# Records provided start
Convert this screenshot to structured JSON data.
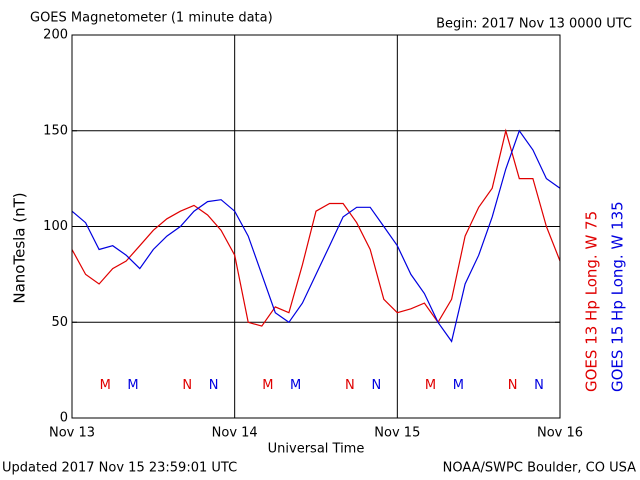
{
  "chart_data": {
    "type": "line",
    "title": "GOES Magnetometer (1 minute data)",
    "subtitle": "Begin:  2017 Nov 13 0000 UTC",
    "ylabel": "NanoTesla (nT)",
    "xlabel": "Universal Time",
    "x": [
      0,
      2,
      4,
      6,
      8,
      10,
      12,
      14,
      16,
      18,
      20,
      22,
      24,
      26,
      28,
      30,
      32,
      34,
      36,
      38,
      40,
      42,
      44,
      46,
      48,
      50,
      52,
      54,
      56,
      58,
      60,
      62,
      64,
      66,
      68,
      70,
      72
    ],
    "series": [
      {
        "name": "GOES 13 Hp  Long. W 75",
        "color": "#e00000",
        "values": [
          88,
          75,
          70,
          78,
          82,
          90,
          98,
          104,
          108,
          111,
          106,
          98,
          85,
          50,
          48,
          58,
          55,
          80,
          108,
          112,
          112,
          102,
          88,
          62,
          55,
          57,
          60,
          50,
          62,
          95,
          110,
          120,
          150,
          125,
          125,
          100,
          82
        ]
      },
      {
        "name": "GOES 15 Hp  Long. W 135",
        "color": "#0000e0",
        "values": [
          108,
          102,
          88,
          90,
          85,
          78,
          88,
          95,
          100,
          108,
          113,
          114,
          108,
          95,
          75,
          55,
          50,
          60,
          75,
          90,
          105,
          110,
          110,
          100,
          90,
          75,
          65,
          50,
          40,
          70,
          85,
          105,
          130,
          150,
          140,
          125,
          120
        ]
      }
    ],
    "markers": [
      {
        "label": "M",
        "x": 4.9,
        "y": 17,
        "series": 0
      },
      {
        "label": "M",
        "x": 9,
        "y": 17,
        "series": 1
      },
      {
        "label": "N",
        "x": 17,
        "y": 17,
        "series": 0
      },
      {
        "label": "N",
        "x": 20.9,
        "y": 17,
        "series": 1
      },
      {
        "label": "M",
        "x": 28.9,
        "y": 17,
        "series": 0
      },
      {
        "label": "M",
        "x": 33,
        "y": 17,
        "series": 1
      },
      {
        "label": "N",
        "x": 41,
        "y": 17,
        "series": 0
      },
      {
        "label": "N",
        "x": 44.9,
        "y": 17,
        "series": 1
      },
      {
        "label": "M",
        "x": 52.9,
        "y": 17,
        "series": 0
      },
      {
        "label": "M",
        "x": 57,
        "y": 17,
        "series": 1
      },
      {
        "label": "N",
        "x": 65,
        "y": 17,
        "series": 0
      },
      {
        "label": "N",
        "x": 68.9,
        "y": 17,
        "series": 1
      }
    ],
    "xlim": [
      0,
      72
    ],
    "xticks": [
      {
        "value": 0,
        "label": "Nov 13"
      },
      {
        "value": 24,
        "label": "Nov 14"
      },
      {
        "value": 48,
        "label": "Nov 15"
      },
      {
        "value": 72,
        "label": "Nov 16"
      }
    ],
    "ylim": [
      0,
      200
    ],
    "yticks": [
      0,
      50,
      100,
      150,
      200
    ],
    "grid": true,
    "footer_left": "Updated 2017 Nov 15 23:59:01 UTC",
    "footer_right": "NOAA/SWPC Boulder, CO USA"
  }
}
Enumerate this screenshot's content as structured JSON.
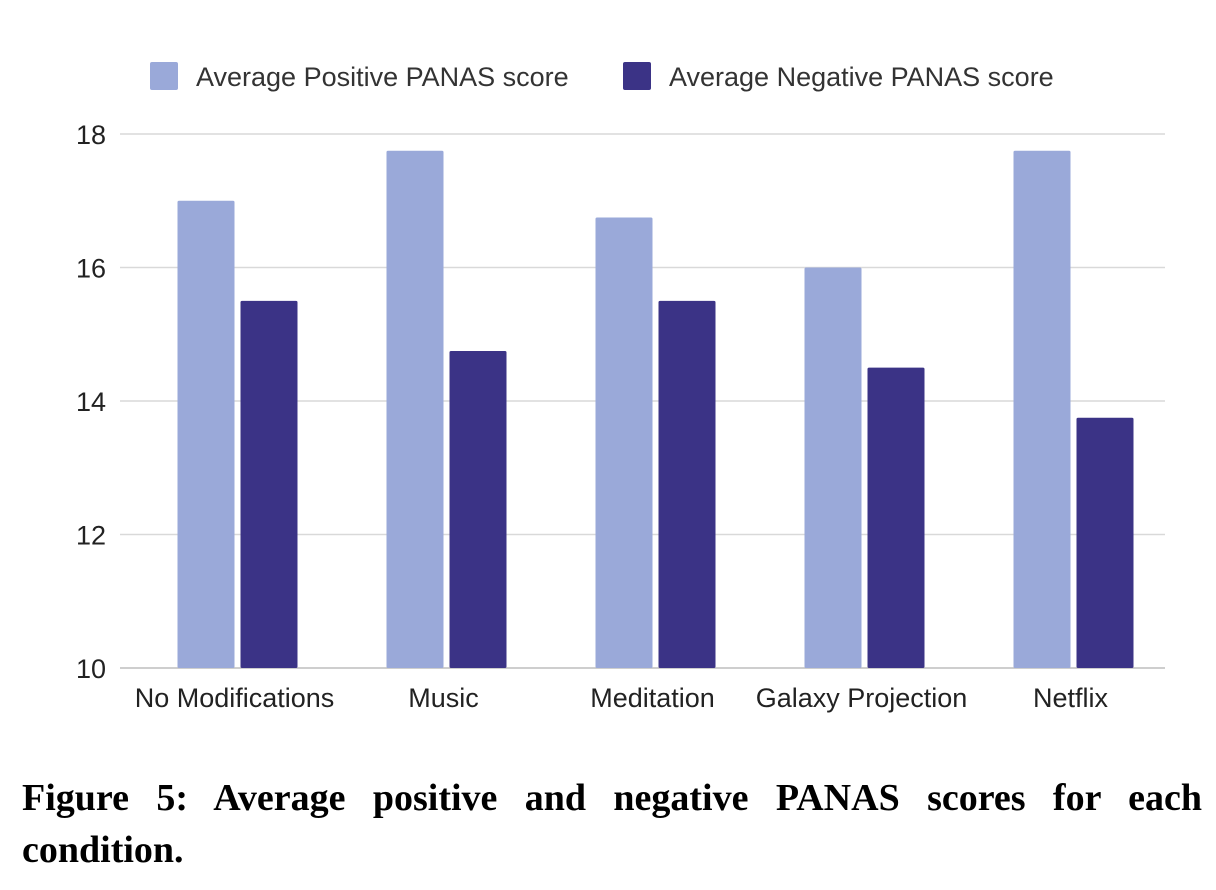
{
  "caption": "Figure 5: Average positive and negative PANAS scores for each condition.",
  "chart_data": {
    "type": "bar",
    "title": "",
    "xlabel": "",
    "ylabel": "",
    "categories": [
      "No Modifications",
      "Music",
      "Meditation",
      "Galaxy Projection",
      "Netflix"
    ],
    "series": [
      {
        "name": "Average Positive PANAS score",
        "color": "#9aa9d9",
        "values": [
          17.0,
          17.75,
          16.75,
          16.0,
          17.75
        ]
      },
      {
        "name": "Average Negative PANAS score",
        "color": "#3b3386",
        "values": [
          15.5,
          14.75,
          15.5,
          14.5,
          13.75
        ]
      }
    ],
    "ylim": [
      10,
      18
    ],
    "yticks": [
      "10",
      "12",
      "14",
      "16",
      "18"
    ],
    "grid": true,
    "legend_position": "top"
  }
}
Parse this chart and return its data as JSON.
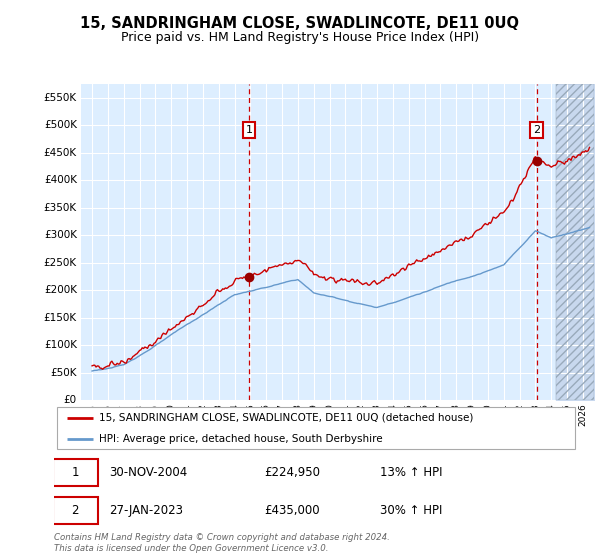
{
  "title": "15, SANDRINGHAM CLOSE, SWADLINCOTE, DE11 0UQ",
  "subtitle": "Price paid vs. HM Land Registry's House Price Index (HPI)",
  "title_fontsize": 10.5,
  "subtitle_fontsize": 9,
  "background_color": "#ffffff",
  "plot_bg_color": "#ddeeff",
  "grid_color": "#ffffff",
  "red_line_color": "#cc0000",
  "blue_line_color": "#6699cc",
  "marker_color": "#990000",
  "vline_color": "#cc0000",
  "annotation_box_color": "#cc0000",
  "ylim": [
    0,
    575000
  ],
  "yticks": [
    0,
    50000,
    100000,
    150000,
    200000,
    250000,
    300000,
    350000,
    400000,
    450000,
    500000,
    550000
  ],
  "ytick_labels": [
    "£0",
    "£50K",
    "£100K",
    "£150K",
    "£200K",
    "£250K",
    "£300K",
    "£350K",
    "£400K",
    "£450K",
    "£500K",
    "£550K"
  ],
  "xlim_left": 1994.3,
  "xlim_right": 2026.7,
  "hatch_start": 2024.3,
  "sale1_x": 2004.92,
  "sale1_y": 224950,
  "sale1_label": "1",
  "sale2_x": 2023.07,
  "sale2_y": 435000,
  "sale2_label": "2",
  "legend_line1": "15, SANDRINGHAM CLOSE, SWADLINCOTE, DE11 0UQ (detached house)",
  "legend_line2": "HPI: Average price, detached house, South Derbyshire",
  "table_row1_num": "1",
  "table_row1_date": "30-NOV-2004",
  "table_row1_price": "£224,950",
  "table_row1_hpi": "13% ↑ HPI",
  "table_row2_num": "2",
  "table_row2_date": "27-JAN-2023",
  "table_row2_price": "£435,000",
  "table_row2_hpi": "30% ↑ HPI",
  "footer": "Contains HM Land Registry data © Crown copyright and database right 2024.\nThis data is licensed under the Open Government Licence v3.0."
}
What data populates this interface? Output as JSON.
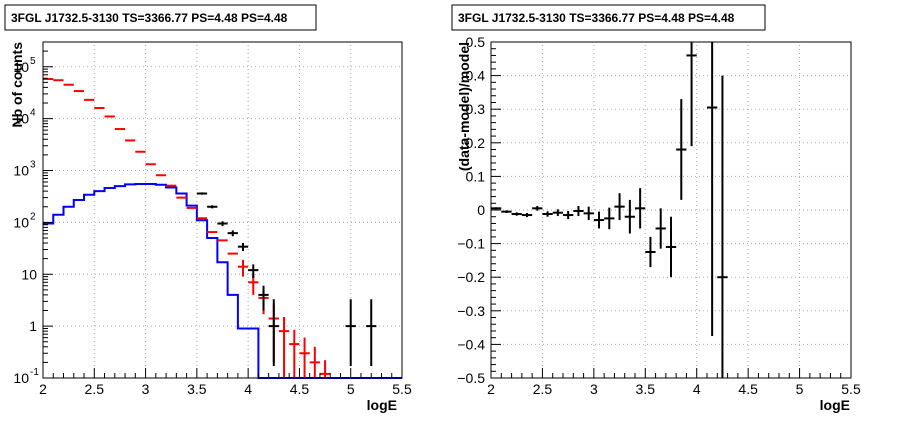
{
  "chart_data": [
    {
      "type": "step",
      "title": "3FGL J1732.5-3130 TS=3366.77 PS=4.48 PS=4.48",
      "xlabel": "logE",
      "ylabel": "Nb of counts",
      "xlim": [
        2,
        5.5
      ],
      "ylim": [
        0.1,
        300000
      ],
      "log_y": true,
      "grid": true,
      "x_ticks": [
        "2",
        "2.5",
        "3",
        "3.5",
        "4",
        "4.5",
        "5",
        "5.5"
      ],
      "y_ticks": [
        {
          "v": 0.1,
          "label": "10",
          "sup": "-1"
        },
        {
          "v": 1,
          "label": "1",
          "sup": ""
        },
        {
          "v": 10,
          "label": "10",
          "sup": ""
        },
        {
          "v": 100,
          "label": "10",
          "sup": "2"
        },
        {
          "v": 1000,
          "label": "10",
          "sup": "3"
        },
        {
          "v": 10000,
          "label": "10",
          "sup": "4"
        },
        {
          "v": 100000,
          "label": "10",
          "sup": "5"
        }
      ],
      "series": [
        {
          "color": "#0000ff",
          "style": "histogram",
          "bin_edges": [
            2.0,
            2.1,
            2.2,
            2.3,
            2.4,
            2.5,
            2.6,
            2.7,
            2.8,
            2.9,
            3.0,
            3.1,
            3.2,
            3.3,
            3.4,
            3.5,
            3.6,
            3.7,
            3.8,
            3.9,
            4.0,
            4.1,
            4.2,
            4.3,
            4.4,
            4.5,
            4.6,
            4.7,
            4.8,
            4.9,
            5.0,
            5.1,
            5.2,
            5.3,
            5.4,
            5.5
          ],
          "values": [
            95,
            140,
            200,
            270,
            340,
            400,
            460,
            500,
            540,
            550,
            550,
            530,
            470,
            360,
            210,
            110,
            50,
            17,
            4,
            0.9,
            0.9,
            0.1,
            0.1,
            0.1,
            0.1,
            0.1,
            0.1,
            0.1,
            0.1,
            0.1,
            0.1,
            0.1,
            0.1,
            0.1,
            0.1
          ]
        },
        {
          "color": "#ff0000",
          "style": "bars",
          "x": [
            2.05,
            2.15,
            2.25,
            2.35,
            2.45,
            2.55,
            2.65,
            2.75,
            2.85,
            2.95,
            3.05,
            3.15,
            3.25,
            3.35,
            3.45,
            3.55,
            3.65,
            3.75,
            3.85,
            3.95,
            4.05,
            4.15,
            4.25,
            4.35,
            4.45,
            4.55,
            4.65,
            4.75
          ],
          "y": [
            58000,
            55000,
            45000,
            34000,
            23000,
            16000,
            11000,
            6300,
            3800,
            2300,
            1320,
            810,
            510,
            300,
            190,
            120,
            65,
            45,
            25,
            14,
            7,
            3.5,
            1.4,
            0.8,
            0.45,
            0.3,
            0.2,
            0.12
          ],
          "yerr": [
            0,
            0,
            0,
            0,
            0,
            0,
            0,
            0,
            0,
            0,
            0,
            0,
            0,
            0,
            0,
            0,
            0,
            0,
            0,
            5,
            3,
            1.8,
            1.2,
            0.7,
            0.4,
            0.3,
            0.2,
            0.1
          ]
        },
        {
          "color": "#000000",
          "style": "errorbar",
          "x": [
            3.55,
            3.65,
            3.75,
            3.85,
            3.95,
            4.05,
            4.15,
            4.25,
            5.0,
            5.2
          ],
          "y": [
            360,
            200,
            95,
            62,
            34,
            12,
            4,
            1,
            1,
            1
          ],
          "yerr_lo": [
            19,
            14,
            10,
            8,
            6,
            3.5,
            2,
            0.83,
            0.83,
            0.83
          ],
          "yerr_hi": [
            19,
            14,
            10,
            8,
            6,
            3.5,
            2,
            2.3,
            2.3,
            2.3
          ]
        }
      ]
    },
    {
      "type": "scatter",
      "title": "3FGL J1732.5-3130 TS=3366.77 PS=4.48 PS=4.48",
      "xlabel": "logE",
      "ylabel": "(data-model)/model",
      "xlim": [
        2,
        5.5
      ],
      "ylim": [
        -0.5,
        0.5
      ],
      "grid": true,
      "x_ticks": [
        "2",
        "2.5",
        "3",
        "3.5",
        "4",
        "4.5",
        "5",
        "5.5"
      ],
      "y_ticks": [
        "−0.5",
        "−0.4",
        "−0.3",
        "−0.2",
        "−0.1",
        "0",
        "0.1",
        "0.2",
        "0.3",
        "0.4",
        "0.5"
      ],
      "series": [
        {
          "color": "#000000",
          "x": [
            2.05,
            2.15,
            2.25,
            2.35,
            2.45,
            2.55,
            2.65,
            2.75,
            2.85,
            2.95,
            3.05,
            3.15,
            3.25,
            3.35,
            3.45,
            3.55,
            3.65,
            3.75,
            3.85,
            3.95,
            4.15,
            4.25
          ],
          "y": [
            0.005,
            -0.005,
            -0.012,
            -0.015,
            0.005,
            -0.012,
            -0.008,
            -0.015,
            -0.003,
            -0.01,
            -0.03,
            -0.025,
            0.01,
            -0.02,
            0.005,
            -0.125,
            -0.055,
            -0.11,
            0.18,
            0.46,
            0.305,
            -0.2
          ],
          "yerr": [
            0.003,
            0.004,
            0.005,
            0.006,
            0.007,
            0.008,
            0.01,
            0.012,
            0.015,
            0.02,
            0.025,
            0.032,
            0.04,
            0.05,
            0.06,
            0.045,
            0.06,
            0.09,
            0.15,
            0.27,
            0.68,
            0.6
          ]
        }
      ]
    }
  ]
}
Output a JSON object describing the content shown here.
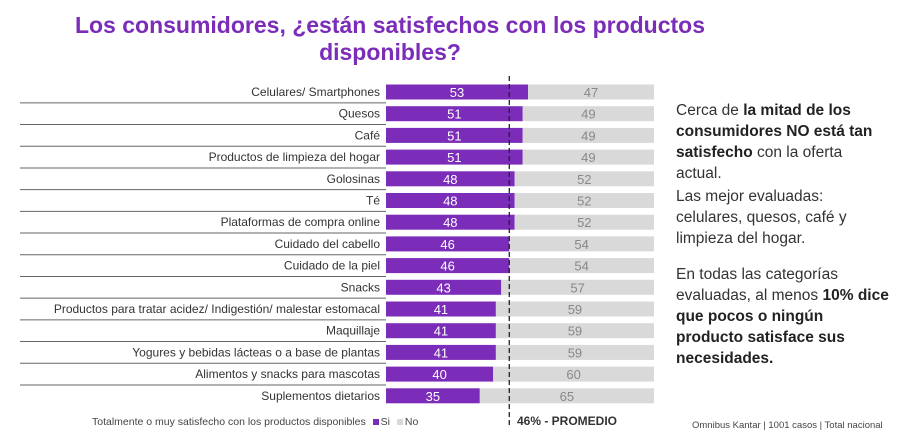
{
  "title": "Los consumidores, ¿están satisfechos con los productos disponibles?",
  "chart_data": {
    "type": "bar",
    "stacked": true,
    "orientation": "horizontal",
    "categories": [
      "Celulares/ Smartphones",
      "Quesos",
      "Café",
      "Productos de limpieza del hogar",
      "Golosinas",
      "Té",
      "Plataformas de compra online",
      "Cuidado del cabello",
      "Cuidado de la piel",
      "Snacks",
      "Productos para tratar acidez/ Indigestión/ malestar estomacal",
      "Maquillaje",
      "Yogures y bebidas lácteas o a base de plantas",
      "Alimentos y snacks para mascotas",
      "Suplementos dietarios"
    ],
    "series": [
      {
        "name": "Si",
        "color": "#7b2cb8",
        "values": [
          53,
          51,
          51,
          51,
          48,
          48,
          48,
          46,
          46,
          43,
          41,
          41,
          41,
          40,
          35
        ]
      },
      {
        "name": "No",
        "color": "#d9d9d9",
        "values": [
          47,
          49,
          49,
          49,
          52,
          52,
          52,
          54,
          54,
          57,
          59,
          59,
          59,
          60,
          65
        ]
      }
    ],
    "xlim": [
      0,
      100
    ],
    "reference_line": {
      "value": 46,
      "label": "46% - PROMEDIO"
    },
    "legend_title": "Totalmente o muy satisfecho con los productos disponibles",
    "legend_placement": "bottom-left"
  },
  "side": {
    "p1a": "Cerca de ",
    "p1b": "la mitad de los consumidores NO está tan satisfecho",
    "p1c": " con la oferta actual.",
    "p2": "Las mejor evaluadas: celulares, quesos, café y limpieza del hogar.",
    "p3a": "En todas las categorías evaluadas, al menos ",
    "p3b": "10% dice que pocos o ningún producto satisface sus necesidades."
  },
  "source": "Omnibus Kantar | 1001 casos | Total nacional"
}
# Records provided end
Read the entries above, then pull out the lines that include "Average".

Reply:
  "caption": "Figure 5: Average positive and negative PANAS scores for each condition.",
        "name": "Average Positive PANAS score",
        "name": "Average Negative PANAS score",
  "legend_line2": "HPI: Average price, detached house, South Derbyshire",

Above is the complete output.